Entries from a visual dataset:
---*---

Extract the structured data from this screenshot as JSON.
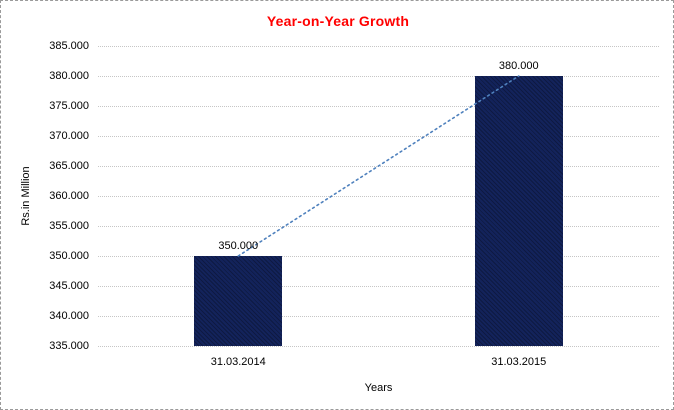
{
  "page": {
    "background": "#FFFFFF",
    "border_color": "#9A9A9A"
  },
  "chart_data": {
    "type": "bar",
    "title": "Year-on-Year Growth",
    "title_color": "#FF0000",
    "xlabel": "Years",
    "ylabel": "Rs.in Million",
    "categories": [
      "31.03.2014",
      "31.03.2015"
    ],
    "values": [
      350,
      380
    ],
    "value_labels": [
      "350.000",
      "380.000"
    ],
    "ylim": [
      335,
      385
    ],
    "ytick_step": 5,
    "yticks": [
      385,
      380,
      375,
      370,
      365,
      360,
      355,
      350,
      345,
      340,
      335
    ],
    "ytick_labels": [
      "385.000",
      "380.000",
      "375.000",
      "370.000",
      "365.000",
      "360.000",
      "355.000",
      "350.000",
      "345.000",
      "340.000",
      "335.000"
    ],
    "bar_color": "#13235B",
    "grid": "horizontal-dotted",
    "gridline_color": "#C6C6C6",
    "legend": "none",
    "trendline": {
      "show": true,
      "style": "dotted",
      "color": "#4F81BD",
      "points": [
        [
          0,
          350
        ],
        [
          1,
          380
        ]
      ]
    }
  }
}
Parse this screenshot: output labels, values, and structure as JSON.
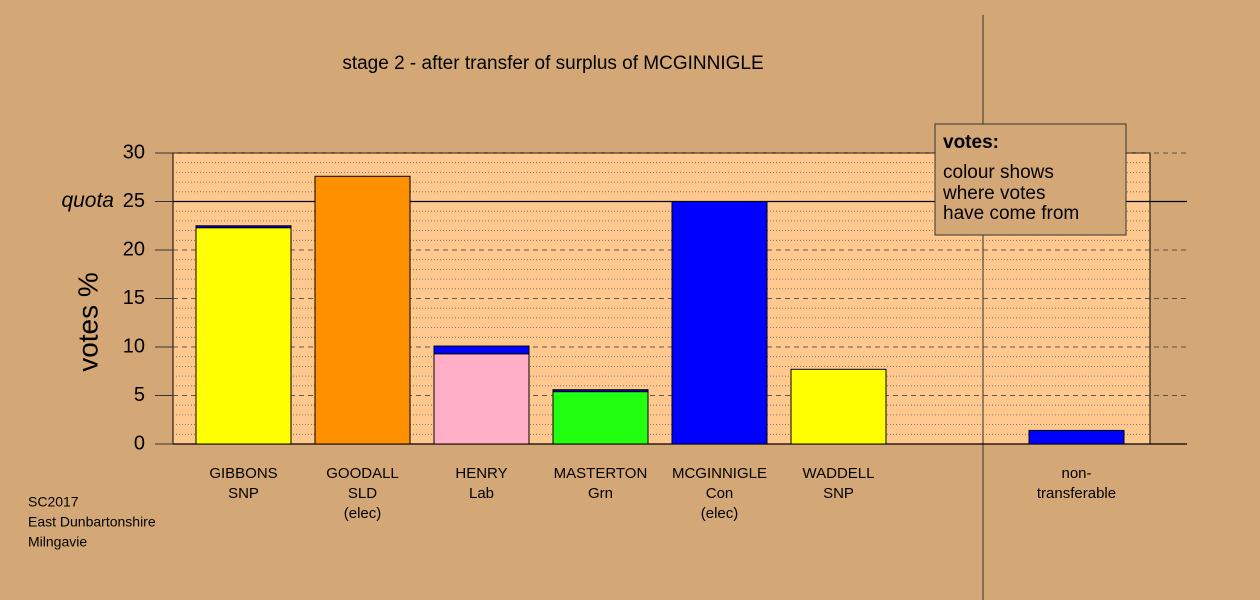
{
  "chart_data": {
    "type": "stacked-bar",
    "title": "stage 2 - after transfer of surplus of MCGINNIGLE",
    "y_label": "votes %",
    "categories": [
      [
        "GIBBONS",
        "SNP"
      ],
      [
        "GOODALL",
        "SLD",
        "(elec)"
      ],
      [
        "HENRY",
        "Lab"
      ],
      [
        "MASTERTON",
        "Grn"
      ],
      [
        "MCGINNIGLE",
        "Con",
        "(elec)"
      ],
      [
        "WADDELL",
        "SNP"
      ],
      null,
      [
        "non-",
        "transferable"
      ]
    ],
    "series": [
      {
        "values": [
          22.3,
          27.6,
          9.3,
          5.4,
          25,
          7.7,
          null,
          0
        ],
        "colors": [
          "#ffff00",
          "#ff9100",
          "#ffb0c8",
          "#22ff11",
          "#0000ff",
          "#ffff00",
          null,
          "#0000ff"
        ]
      },
      {
        "values": [
          0.2,
          0,
          0.8,
          0.2,
          0,
          0,
          null,
          1.4
        ],
        "color": "#0000ff"
      }
    ],
    "ylim": [
      0,
      30
    ],
    "yticks": [
      0,
      5,
      10,
      15,
      20,
      25,
      30
    ],
    "minor_yticks": [
      1,
      2,
      3,
      4,
      6,
      7,
      8,
      9,
      11,
      12,
      13,
      14,
      16,
      17,
      18,
      19,
      21,
      22,
      23,
      24,
      26,
      27,
      28,
      29
    ],
    "quota": {
      "value": 25,
      "label": "quota"
    },
    "legend": {
      "title": "votes:",
      "lines": [
        "colour shows",
        "where votes",
        "have come from"
      ]
    },
    "footnote": [
      "SC2017",
      "East Dunbartonshire",
      "Milngavie"
    ]
  }
}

---*---

* **Problem to work on**
Transcribe all the records above word for word, without their images.

* **Answer to this exercise**
Extract the structured data from this screenshot as JSON.
{
  "page": {
    "background": "#FFFFFF",
    "border_color": "#9A9A9A"
  },
  "chart_data": {
    "type": "bar",
    "title": "Year-on-Year Growth",
    "title_color": "#FF0000",
    "xlabel": "Years",
    "ylabel": "Rs.in Million",
    "categories": [
      "31.03.2014",
      "31.03.2015"
    ],
    "values": [
      350,
      380
    ],
    "value_labels": [
      "350.000",
      "380.000"
    ],
    "ylim": [
      335,
      385
    ],
    "ytick_step": 5,
    "yticks": [
      385,
      380,
      375,
      370,
      365,
      360,
      355,
      350,
      345,
      340,
      335
    ],
    "ytick_labels": [
      "385.000",
      "380.000",
      "375.000",
      "370.000",
      "365.000",
      "360.000",
      "355.000",
      "350.000",
      "345.000",
      "340.000",
      "335.000"
    ],
    "bar_color": "#13235B",
    "grid": "horizontal-dotted",
    "gridline_color": "#C6C6C6",
    "legend": "none",
    "trendline": {
      "show": true,
      "style": "dotted",
      "color": "#4F81BD",
      "points": [
        [
          0,
          350
        ],
        [
          1,
          380
        ]
      ]
    }
  }
}
Parse this screenshot: output labels, values, and structure as JSON.
{
  "chart_data": {
    "type": "stacked-bar",
    "title": "stage 2 - after transfer of surplus of MCGINNIGLE",
    "y_label": "votes %",
    "categories": [
      [
        "GIBBONS",
        "SNP"
      ],
      [
        "GOODALL",
        "SLD",
        "(elec)"
      ],
      [
        "HENRY",
        "Lab"
      ],
      [
        "MASTERTON",
        "Grn"
      ],
      [
        "MCGINNIGLE",
        "Con",
        "(elec)"
      ],
      [
        "WADDELL",
        "SNP"
      ],
      null,
      [
        "non-",
        "transferable"
      ]
    ],
    "series": [
      {
        "values": [
          22.3,
          27.6,
          9.3,
          5.4,
          25,
          7.7,
          null,
          0
        ],
        "colors": [
          "#ffff00",
          "#ff9100",
          "#ffb0c8",
          "#22ff11",
          "#0000ff",
          "#ffff00",
          null,
          "#0000ff"
        ]
      },
      {
        "values": [
          0.2,
          0,
          0.8,
          0.2,
          0,
          0,
          null,
          1.4
        ],
        "color": "#0000ff"
      }
    ],
    "ylim": [
      0,
      30
    ],
    "yticks": [
      0,
      5,
      10,
      15,
      20,
      25,
      30
    ],
    "minor_yticks": [
      1,
      2,
      3,
      4,
      6,
      7,
      8,
      9,
      11,
      12,
      13,
      14,
      16,
      17,
      18,
      19,
      21,
      22,
      23,
      24,
      26,
      27,
      28,
      29
    ],
    "quota": {
      "value": 25,
      "label": "quota"
    },
    "legend": {
      "title": "votes:",
      "lines": [
        "colour shows",
        "where votes",
        "have come from"
      ]
    },
    "footnote": [
      "SC2017",
      "East Dunbartonshire",
      "Milngavie"
    ]
  }
}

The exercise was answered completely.